§ PROBLEM TO WORK ON
Output the material word for word. Leave each picture out.

§ RECORDS TO USE
• • •
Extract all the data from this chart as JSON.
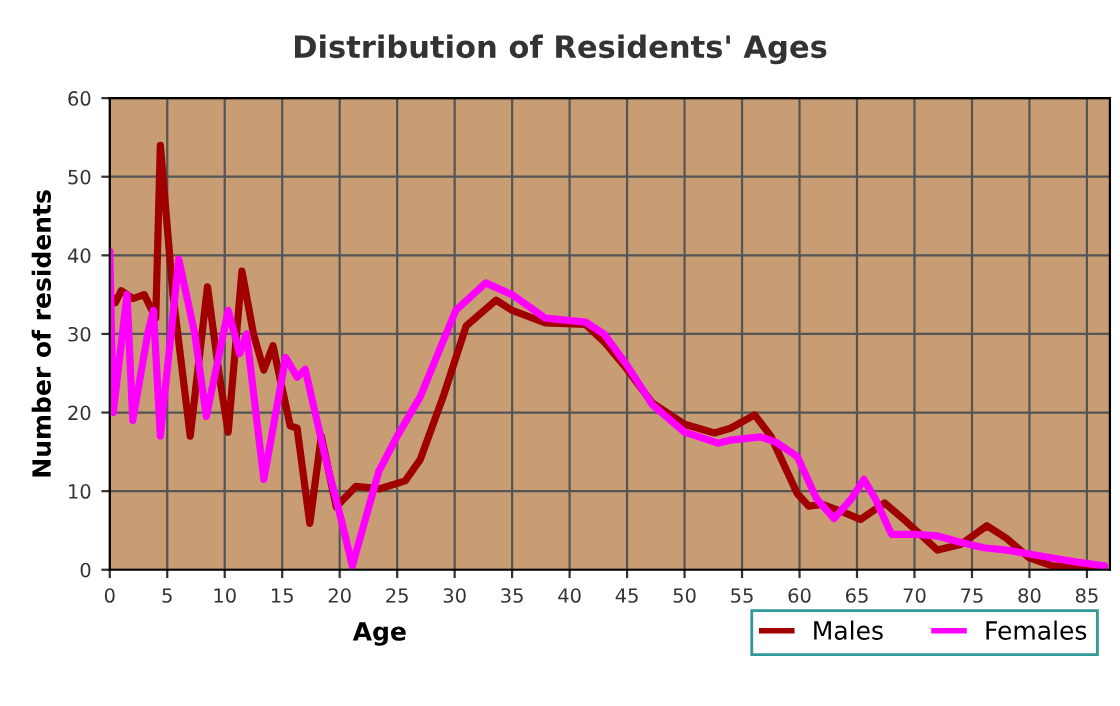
{
  "chart_data": {
    "type": "line",
    "title": "Distribution of Residents' Ages",
    "xlabel": "Age",
    "ylabel": "Number of residents",
    "xlim": [
      0,
      87
    ],
    "xticks": [
      0,
      5,
      10,
      15,
      20,
      25,
      30,
      35,
      40,
      45,
      50,
      55,
      60,
      65,
      70,
      75,
      80,
      85
    ],
    "ylim": [
      0,
      60
    ],
    "yticks": [
      0,
      10,
      20,
      30,
      40,
      50,
      60
    ],
    "grid": true,
    "legend": "bottom right",
    "series": [
      {
        "name": "Males",
        "color": "#a00000",
        "x": [
          0,
          0.5,
          1,
          2,
          3,
          4,
          4.4,
          5.5,
          7,
          8.5,
          9.5,
          10.3,
          11.5,
          12.5,
          13.4,
          14.2,
          15.7,
          16.3,
          17.4,
          18.4,
          19.7,
          21.4,
          23.5,
          25.7,
          27,
          29,
          31,
          33.6,
          35,
          37.9,
          41.4,
          43,
          45,
          47.2,
          50,
          52.6,
          54,
          56.1,
          57.5,
          59.8,
          60.8,
          62,
          63.5,
          65.3,
          67.4,
          69,
          72,
          74,
          76.3,
          78,
          80,
          82,
          84,
          86.5
        ],
        "values": [
          35,
          34,
          35.5,
          34.5,
          35,
          32,
          54,
          35,
          17,
          36,
          25,
          17.5,
          38,
          30,
          25.4,
          28.5,
          18.3,
          18,
          5.9,
          17,
          8,
          10.6,
          10.3,
          11.3,
          14,
          22,
          31,
          34.3,
          33,
          31.4,
          31.2,
          29,
          25.5,
          21.2,
          18.5,
          17.4,
          18,
          19.7,
          17,
          9.7,
          8.1,
          8.3,
          7.5,
          6.4,
          8.5,
          6.5,
          2.5,
          3.2,
          5.6,
          4,
          1.5,
          0.5,
          0.3,
          0.5
        ]
      },
      {
        "name": "Females",
        "color": "#ff00ff",
        "x": [
          0,
          0.3,
          1.5,
          2,
          3.3,
          3.8,
          4.4,
          6,
          7.4,
          8.4,
          10.3,
          11.3,
          11.9,
          13.4,
          15.3,
          16.3,
          17,
          18.8,
          20.2,
          21.1,
          23.4,
          25,
          27,
          30.1,
          32.7,
          35,
          37.9,
          41.4,
          43,
          45,
          47.2,
          50,
          52.9,
          54,
          56.6,
          58,
          59.8,
          61.5,
          63,
          64.5,
          65.6,
          66.6,
          68,
          70,
          72,
          74,
          76,
          78,
          80,
          82,
          84,
          86.5
        ],
        "values": [
          40.5,
          20,
          35,
          19,
          30,
          33,
          17,
          39.5,
          30,
          19.5,
          33,
          27.5,
          30,
          11.5,
          27,
          24.5,
          25.5,
          14,
          6,
          0.5,
          12.5,
          17,
          22,
          33,
          36.5,
          35,
          32,
          31.5,
          30,
          26,
          21,
          17.5,
          16.1,
          16.5,
          16.9,
          16.2,
          14.4,
          9,
          6.5,
          9,
          11.5,
          9,
          4.5,
          4.5,
          4.3,
          3.5,
          2.8,
          2.5,
          2,
          1.5,
          1,
          0.5
        ]
      }
    ]
  }
}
• • •
§ THE OUTPUT
Extract all the data from this chart as JSON.
{
  "chart_data": {
    "type": "line",
    "title": "Distribution of Residents' Ages",
    "xlabel": "Age",
    "ylabel": "Number of residents",
    "xlim": [
      0,
      87
    ],
    "xticks": [
      0,
      5,
      10,
      15,
      20,
      25,
      30,
      35,
      40,
      45,
      50,
      55,
      60,
      65,
      70,
      75,
      80,
      85
    ],
    "ylim": [
      0,
      60
    ],
    "yticks": [
      0,
      10,
      20,
      30,
      40,
      50,
      60
    ],
    "grid": true,
    "legend": "bottom right",
    "series": [
      {
        "name": "Males",
        "color": "#a00000",
        "x": [
          0,
          0.5,
          1,
          2,
          3,
          4,
          4.4,
          5.5,
          7,
          8.5,
          9.5,
          10.3,
          11.5,
          12.5,
          13.4,
          14.2,
          15.7,
          16.3,
          17.4,
          18.4,
          19.7,
          21.4,
          23.5,
          25.7,
          27,
          29,
          31,
          33.6,
          35,
          37.9,
          41.4,
          43,
          45,
          47.2,
          50,
          52.6,
          54,
          56.1,
          57.5,
          59.8,
          60.8,
          62,
          63.5,
          65.3,
          67.4,
          69,
          72,
          74,
          76.3,
          78,
          80,
          82,
          84,
          86.5
        ],
        "values": [
          35,
          34,
          35.5,
          34.5,
          35,
          32,
          54,
          35,
          17,
          36,
          25,
          17.5,
          38,
          30,
          25.4,
          28.5,
          18.3,
          18,
          5.9,
          17,
          8,
          10.6,
          10.3,
          11.3,
          14,
          22,
          31,
          34.3,
          33,
          31.4,
          31.2,
          29,
          25.5,
          21.2,
          18.5,
          17.4,
          18,
          19.7,
          17,
          9.7,
          8.1,
          8.3,
          7.5,
          6.4,
          8.5,
          6.5,
          2.5,
          3.2,
          5.6,
          4,
          1.5,
          0.5,
          0.3,
          0.5
        ]
      },
      {
        "name": "Females",
        "color": "#ff00ff",
        "x": [
          0,
          0.3,
          1.5,
          2,
          3.3,
          3.8,
          4.4,
          6,
          7.4,
          8.4,
          10.3,
          11.3,
          11.9,
          13.4,
          15.3,
          16.3,
          17,
          18.8,
          20.2,
          21.1,
          23.4,
          25,
          27,
          30.1,
          32.7,
          35,
          37.9,
          41.4,
          43,
          45,
          47.2,
          50,
          52.9,
          54,
          56.6,
          58,
          59.8,
          61.5,
          63,
          64.5,
          65.6,
          66.6,
          68,
          70,
          72,
          74,
          76,
          78,
          80,
          82,
          84,
          86.5
        ],
        "values": [
          40.5,
          20,
          35,
          19,
          30,
          33,
          17,
          39.5,
          30,
          19.5,
          33,
          27.5,
          30,
          11.5,
          27,
          24.5,
          25.5,
          14,
          6,
          0.5,
          12.5,
          17,
          22,
          33,
          36.5,
          35,
          32,
          31.5,
          30,
          26,
          21,
          17.5,
          16.1,
          16.5,
          16.9,
          16.2,
          14.4,
          9,
          6.5,
          9,
          11.5,
          9,
          4.5,
          4.5,
          4.3,
          3.5,
          2.8,
          2.5,
          2,
          1.5,
          1,
          0.5
        ]
      }
    ]
  }
}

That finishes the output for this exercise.